Dataset records:
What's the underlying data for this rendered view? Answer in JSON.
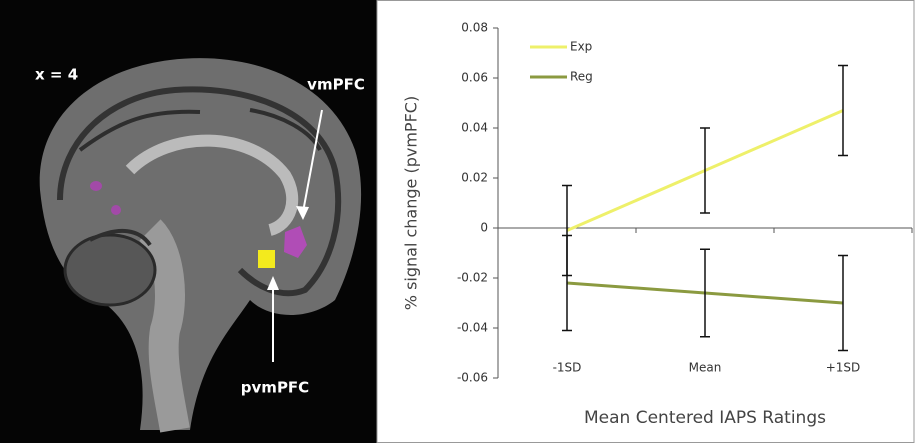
{
  "chart_data": {
    "type": "line",
    "annotations": [
      "x = 4",
      "vmPFC",
      "pvmPFC"
    ],
    "y_label": "% signal change (pvmPFC)",
    "x_label": "Mean Centered IAPS Ratings",
    "categories": [
      "-1SD",
      "Mean",
      "+1SD"
    ],
    "series": [
      {
        "name": "Exp",
        "color": "#eef06a",
        "values": [
          -0.001,
          0.023,
          0.047
        ],
        "errors": [
          0.018,
          0.017,
          0.018
        ]
      },
      {
        "name": "Reg",
        "color": "#8b9a40",
        "values": [
          -0.022,
          -0.026,
          -0.03
        ],
        "errors": [
          0.019,
          0.0175,
          0.019
        ]
      }
    ],
    "ylim": [
      -0.06,
      0.08
    ],
    "yticks": [
      -0.06,
      -0.04,
      -0.02,
      0,
      0.02,
      0.04,
      0.06,
      0.08
    ],
    "legend": "upper left",
    "error_bar_color": "#111111"
  }
}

EXERCISE DESCRIPTION: The pictures should not be reproduced; quote all of the other material exactly.

TASK ANSWER:
What's the underlying data for this rendered view? Answer in JSON.
{
  "chart_data": {
    "type": "line",
    "annotations": [
      "x = 4",
      "vmPFC",
      "pvmPFC"
    ],
    "y_label": "% signal change (pvmPFC)",
    "x_label": "Mean Centered IAPS Ratings",
    "categories": [
      "-1SD",
      "Mean",
      "+1SD"
    ],
    "series": [
      {
        "name": "Exp",
        "color": "#eef06a",
        "values": [
          -0.001,
          0.023,
          0.047
        ],
        "errors": [
          0.018,
          0.017,
          0.018
        ]
      },
      {
        "name": "Reg",
        "color": "#8b9a40",
        "values": [
          -0.022,
          -0.026,
          -0.03
        ],
        "errors": [
          0.019,
          0.0175,
          0.019
        ]
      }
    ],
    "ylim": [
      -0.06,
      0.08
    ],
    "yticks": [
      -0.06,
      -0.04,
      -0.02,
      0,
      0.02,
      0.04,
      0.06,
      0.08
    ],
    "legend": "upper left",
    "error_bar_color": "#111111"
  }
}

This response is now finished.